**EXERCISE PROMPT**: Retype each record below word for word. Leave the pictures out.

================

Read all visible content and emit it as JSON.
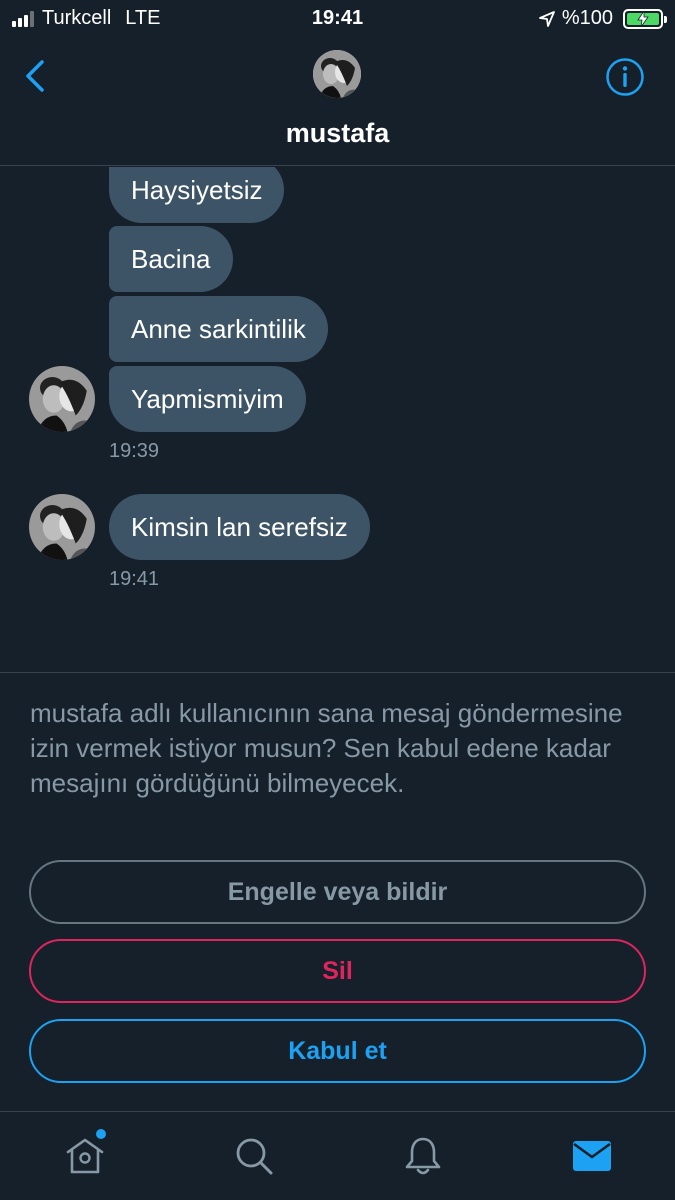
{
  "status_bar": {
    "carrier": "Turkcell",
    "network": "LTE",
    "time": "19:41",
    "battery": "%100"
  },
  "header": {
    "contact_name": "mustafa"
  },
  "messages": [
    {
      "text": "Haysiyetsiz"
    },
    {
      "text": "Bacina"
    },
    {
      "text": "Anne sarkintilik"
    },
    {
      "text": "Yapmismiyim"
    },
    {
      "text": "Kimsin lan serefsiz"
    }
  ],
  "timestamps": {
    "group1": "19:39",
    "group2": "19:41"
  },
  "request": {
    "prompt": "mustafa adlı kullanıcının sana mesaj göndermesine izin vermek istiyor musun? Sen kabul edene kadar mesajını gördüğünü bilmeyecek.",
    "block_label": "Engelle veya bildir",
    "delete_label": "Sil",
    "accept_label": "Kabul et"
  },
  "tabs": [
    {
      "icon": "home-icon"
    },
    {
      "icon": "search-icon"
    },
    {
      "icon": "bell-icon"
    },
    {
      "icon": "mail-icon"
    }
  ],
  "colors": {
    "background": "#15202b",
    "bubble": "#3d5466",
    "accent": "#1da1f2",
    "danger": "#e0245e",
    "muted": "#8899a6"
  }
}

================

**WRITTEN ANSWER**:
Read all visible content and emit it as JSON.
{
  "status_bar": {
    "carrier": "Turkcell",
    "network": "LTE",
    "time": "19:41",
    "battery": "%100"
  },
  "header": {
    "contact_name": "mustafa"
  },
  "messages": [
    {
      "text": "Haysiyetsiz"
    },
    {
      "text": "Bacina"
    },
    {
      "text": "Anne sarkintilik"
    },
    {
      "text": "Yapmismiyim"
    },
    {
      "text": "Kimsin lan serefsiz"
    }
  ],
  "timestamps": {
    "group1": "19:39",
    "group2": "19:41"
  },
  "request": {
    "prompt": "mustafa adlı kullanıcının sana mesaj göndermesine izin vermek istiyor musun? Sen kabul edene kadar mesajını gördüğünü bilmeyecek.",
    "block_label": "Engelle veya bildir",
    "delete_label": "Sil",
    "accept_label": "Kabul et"
  },
  "tabs": [
    {
      "icon": "home-icon"
    },
    {
      "icon": "search-icon"
    },
    {
      "icon": "bell-icon"
    },
    {
      "icon": "mail-icon"
    }
  ],
  "colors": {
    "background": "#15202b",
    "bubble": "#3d5466",
    "accent": "#1da1f2",
    "danger": "#e0245e",
    "muted": "#8899a6"
  }
}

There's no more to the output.